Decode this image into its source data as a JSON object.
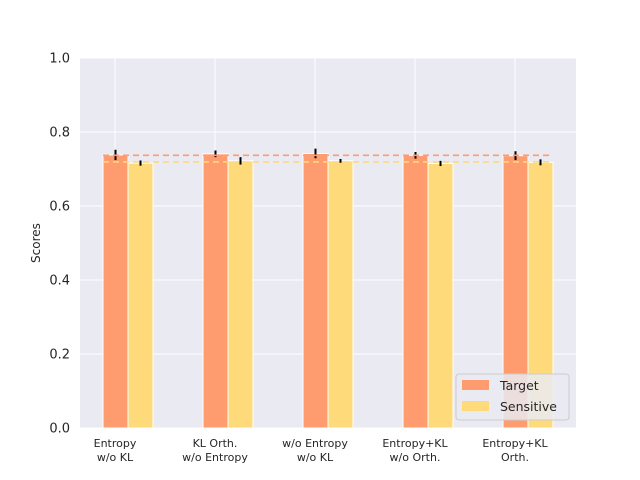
{
  "chart_data": {
    "type": "bar",
    "title": "",
    "xlabel": "",
    "ylabel": "Scores",
    "ylim": [
      0,
      1.0
    ],
    "yticks": [
      "0.0",
      "0.2",
      "0.4",
      "0.6",
      "0.8",
      "1.0"
    ],
    "grid": true,
    "legend_position": "bottom-right",
    "categories": [
      [
        "Entropy",
        "w/o KL"
      ],
      [
        "KL Orth.",
        "w/o Entropy"
      ],
      [
        "w/o Entropy",
        "w/o KL"
      ],
      [
        "Entropy+KL",
        "w/o Orth."
      ],
      [
        "Entropy+KL",
        "Orth."
      ]
    ],
    "series": [
      {
        "name": "Target",
        "color": "#FF9C6F",
        "values": [
          0.738,
          0.741,
          0.742,
          0.737,
          0.736
        ],
        "errors": [
          0.014,
          0.009,
          0.013,
          0.009,
          0.012
        ],
        "reference_line": 0.737
      },
      {
        "name": "Sensitive",
        "color": "#FFDA7B",
        "values": [
          0.716,
          0.722,
          0.722,
          0.715,
          0.718
        ],
        "errors": [
          0.007,
          0.01,
          0.005,
          0.007,
          0.008
        ],
        "reference_line": 0.719
      }
    ]
  }
}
:::::
WORK TO BE COMPLETED: Please write out all the data again word for word, but not the pictures.

ANSWER BELOW:
Decode this image into its source data as a JSON object.
{
  "chart_data": {
    "type": "bar",
    "title": "",
    "xlabel": "",
    "ylabel": "Scores",
    "ylim": [
      0,
      1.0
    ],
    "yticks": [
      "0.0",
      "0.2",
      "0.4",
      "0.6",
      "0.8",
      "1.0"
    ],
    "grid": true,
    "legend_position": "bottom-right",
    "categories": [
      [
        "Entropy",
        "w/o KL"
      ],
      [
        "KL Orth.",
        "w/o Entropy"
      ],
      [
        "w/o Entropy",
        "w/o KL"
      ],
      [
        "Entropy+KL",
        "w/o Orth."
      ],
      [
        "Entropy+KL",
        "Orth."
      ]
    ],
    "series": [
      {
        "name": "Target",
        "color": "#FF9C6F",
        "values": [
          0.738,
          0.741,
          0.742,
          0.737,
          0.736
        ],
        "errors": [
          0.014,
          0.009,
          0.013,
          0.009,
          0.012
        ],
        "reference_line": 0.737
      },
      {
        "name": "Sensitive",
        "color": "#FFDA7B",
        "values": [
          0.716,
          0.722,
          0.722,
          0.715,
          0.718
        ],
        "errors": [
          0.007,
          0.01,
          0.005,
          0.007,
          0.008
        ],
        "reference_line": 0.719
      }
    ]
  }
}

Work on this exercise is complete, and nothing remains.